(Dataset listings of figures)
○ ○ ○ ○ ○

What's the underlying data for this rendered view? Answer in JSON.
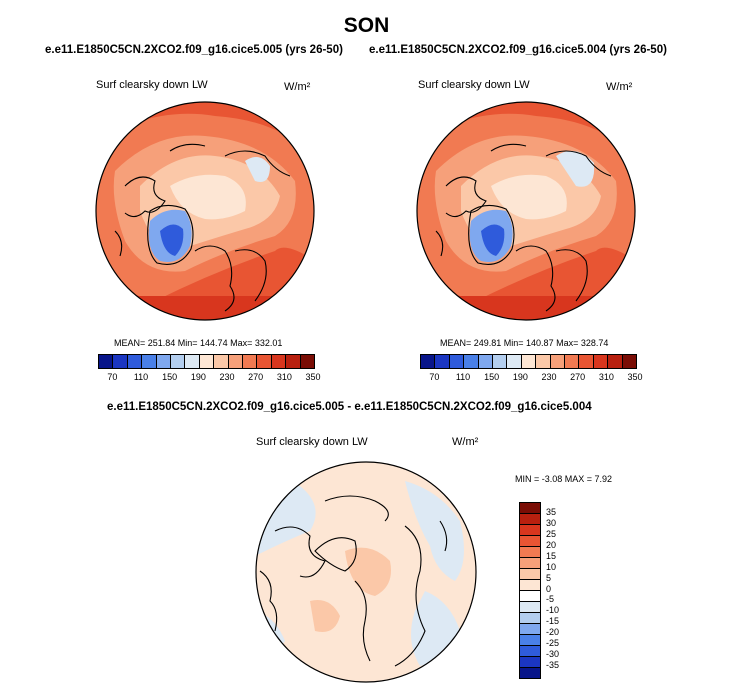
{
  "title": "SON",
  "panel_left": {
    "case_title": "e.e11.E1850C5CN.2XCO2.f09_g16.cice5.005 (yrs 26-50)",
    "variable": "Surf clearsky down LW",
    "units": "W/m²",
    "stats": "MEAN= 251.84  Min= 144.74  Max= 332.01"
  },
  "panel_right": {
    "case_title": "e.e11.E1850C5CN.2XCO2.f09_g16.cice5.004 (yrs 26-50)",
    "variable": "Surf clearsky down LW",
    "units": "W/m²",
    "stats": "MEAN= 249.81  Min= 140.87  Max= 328.74"
  },
  "panel_diff": {
    "case_title": "e.e11.E1850C5CN.2XCO2.f09_g16.cice5.005 - e.e11.E1850C5CN.2XCO2.f09_g16.cice5.004",
    "variable": "Surf clearsky down LW",
    "units": "W/m²",
    "stats": "MIN =  -3.08 MAX =   7.92"
  },
  "colorbar_top": {
    "colors": [
      "#08158a",
      "#1b36c2",
      "#2f5bdb",
      "#4a80e8",
      "#7fa8ef",
      "#b3ceef",
      "#dde9f4",
      "#fde6d4",
      "#fbc8a8",
      "#f6a07a",
      "#f17a52",
      "#e85533",
      "#d8361e",
      "#b8200f",
      "#7a0d05"
    ],
    "labels": [
      "70",
      "110",
      "150",
      "190",
      "230",
      "270",
      "310",
      "350"
    ]
  },
  "colorbar_diff": {
    "colors": [
      "#7a0d05",
      "#b8200f",
      "#d8361e",
      "#e85533",
      "#f17a52",
      "#f6a07a",
      "#fbc8a8",
      "#fde6d4",
      "#ffffff",
      "#dde9f4",
      "#b3ceef",
      "#7fa8ef",
      "#4a80e8",
      "#2f5bdb",
      "#1b36c2",
      "#08158a"
    ],
    "labels": [
      "35",
      "30",
      "25",
      "20",
      "15",
      "10",
      "5",
      "0",
      "-5",
      "-10",
      "-15",
      "-20",
      "-25",
      "-30",
      "-35"
    ]
  }
}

○ ○ ○ ○ ○

Given exercise: Reproduce the records verbatim, omitting all images they contain.

Answer to this exercise:
What's the underlying data for this rendered view? Answer in JSON.
{
  "title": "SON",
  "panel_left": {
    "case_title": "e.e11.E1850C5CN.2XCO2.f09_g16.cice5.005 (yrs 26-50)",
    "variable": "Surf clearsky down LW",
    "units": "W/m²",
    "stats": "MEAN= 251.84  Min= 144.74  Max= 332.01"
  },
  "panel_right": {
    "case_title": "e.e11.E1850C5CN.2XCO2.f09_g16.cice5.004 (yrs 26-50)",
    "variable": "Surf clearsky down LW",
    "units": "W/m²",
    "stats": "MEAN= 249.81  Min= 140.87  Max= 328.74"
  },
  "panel_diff": {
    "case_title": "e.e11.E1850C5CN.2XCO2.f09_g16.cice5.005 - e.e11.E1850C5CN.2XCO2.f09_g16.cice5.004",
    "variable": "Surf clearsky down LW",
    "units": "W/m²",
    "stats": "MIN =  -3.08 MAX =   7.92"
  },
  "colorbar_top": {
    "colors": [
      "#08158a",
      "#1b36c2",
      "#2f5bdb",
      "#4a80e8",
      "#7fa8ef",
      "#b3ceef",
      "#dde9f4",
      "#fde6d4",
      "#fbc8a8",
      "#f6a07a",
      "#f17a52",
      "#e85533",
      "#d8361e",
      "#b8200f",
      "#7a0d05"
    ],
    "labels": [
      "70",
      "110",
      "150",
      "190",
      "230",
      "270",
      "310",
      "350"
    ]
  },
  "colorbar_diff": {
    "colors": [
      "#7a0d05",
      "#b8200f",
      "#d8361e",
      "#e85533",
      "#f17a52",
      "#f6a07a",
      "#fbc8a8",
      "#fde6d4",
      "#ffffff",
      "#dde9f4",
      "#b3ceef",
      "#7fa8ef",
      "#4a80e8",
      "#2f5bdb",
      "#1b36c2",
      "#08158a"
    ],
    "labels": [
      "35",
      "30",
      "25",
      "20",
      "15",
      "10",
      "5",
      "0",
      "-5",
      "-10",
      "-15",
      "-20",
      "-25",
      "-30",
      "-35"
    ]
  }
}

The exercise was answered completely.